Task requirements: Quote every line as written. Omit pictures.

─── Entries provided

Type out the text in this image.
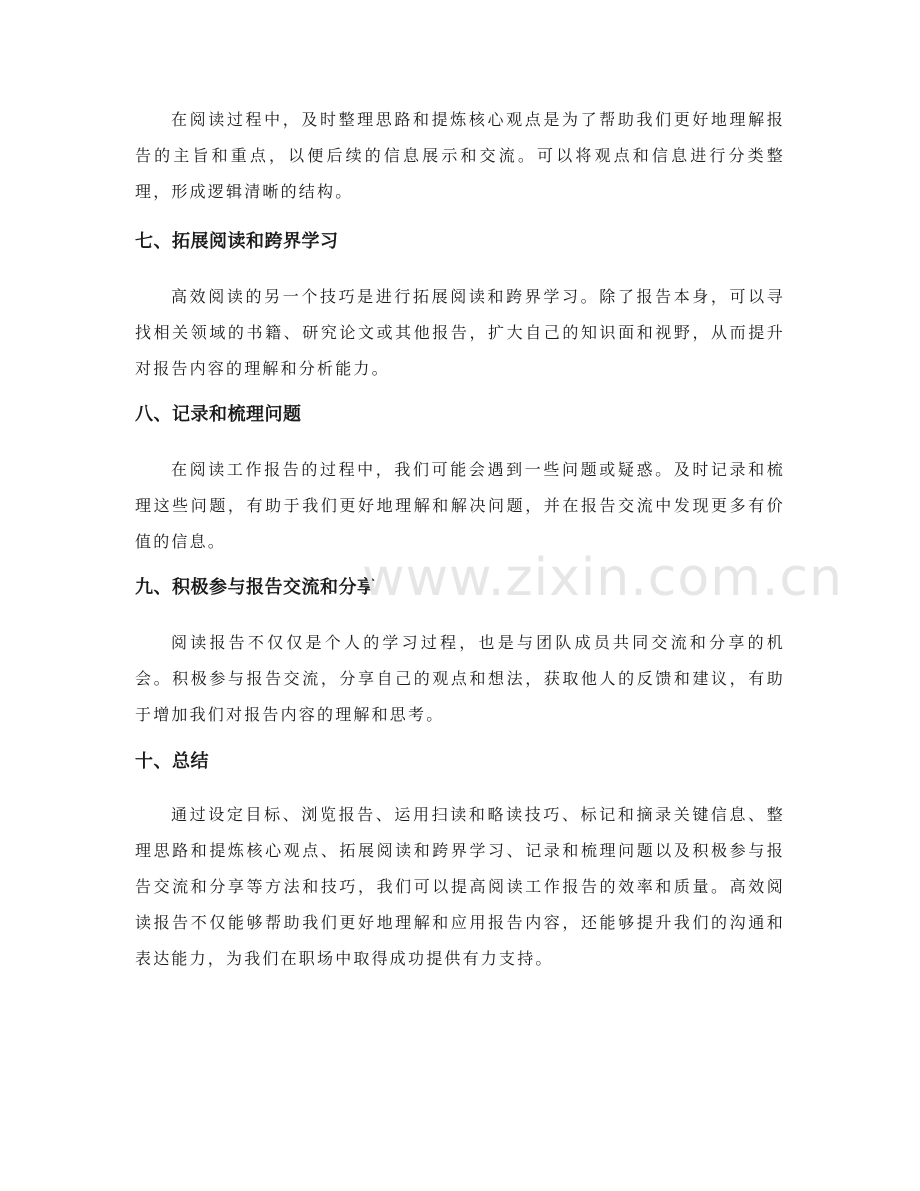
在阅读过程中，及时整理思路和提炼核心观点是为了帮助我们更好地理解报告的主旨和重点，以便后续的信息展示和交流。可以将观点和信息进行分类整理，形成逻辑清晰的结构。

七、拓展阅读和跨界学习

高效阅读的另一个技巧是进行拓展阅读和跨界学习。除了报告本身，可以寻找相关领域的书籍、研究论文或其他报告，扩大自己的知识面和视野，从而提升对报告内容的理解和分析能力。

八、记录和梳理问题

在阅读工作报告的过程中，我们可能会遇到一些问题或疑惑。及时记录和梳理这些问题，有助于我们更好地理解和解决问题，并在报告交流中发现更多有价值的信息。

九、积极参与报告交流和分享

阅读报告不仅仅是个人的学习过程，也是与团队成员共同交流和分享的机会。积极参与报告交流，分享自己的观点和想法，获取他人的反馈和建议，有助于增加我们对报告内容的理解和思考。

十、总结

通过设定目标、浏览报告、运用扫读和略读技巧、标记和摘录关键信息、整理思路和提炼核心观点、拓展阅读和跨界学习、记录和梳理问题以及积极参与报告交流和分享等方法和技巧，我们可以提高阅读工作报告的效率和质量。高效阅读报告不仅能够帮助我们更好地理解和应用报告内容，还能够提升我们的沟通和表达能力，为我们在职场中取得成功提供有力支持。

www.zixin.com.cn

──────

Reply:
Type out the text in this image.
在阅读过程中，及时整理思路和提炼核心观点是为了帮助我们更好地理解报告的主旨和重点，以便后续的信息展示和交流。可以将观点和信息进行分类整理，形成逻辑清晰的结构。

七、拓展阅读和跨界学习

高效阅读的另一个技巧是进行拓展阅读和跨界学习。除了报告本身，可以寻找相关领域的书籍、研究论文或其他报告，扩大自己的知识面和视野，从而提升对报告内容的理解和分析能力。

八、记录和梳理问题

在阅读工作报告的过程中，我们可能会遇到一些问题或疑惑。及时记录和梳理这些问题，有助于我们更好地理解和解决问题，并在报告交流中发现更多有价值的信息。

九、积极参与报告交流和分享

阅读报告不仅仅是个人的学习过程，也是与团队成员共同交流和分享的机会。积极参与报告交流，分享自己的观点和想法，获取他人的反馈和建议，有助于增加我们对报告内容的理解和思考。

十、总结

通过设定目标、浏览报告、运用扫读和略读技巧、标记和摘录关键信息、整理思路和提炼核心观点、拓展阅读和跨界学习、记录和梳理问题以及积极参与报告交流和分享等方法和技巧，我们可以提高阅读工作报告的效率和质量。高效阅读报告不仅能够帮助我们更好地理解和应用报告内容，还能够提升我们的沟通和表达能力，为我们在职场中取得成功提供有力支持。

www.zixin.com.cn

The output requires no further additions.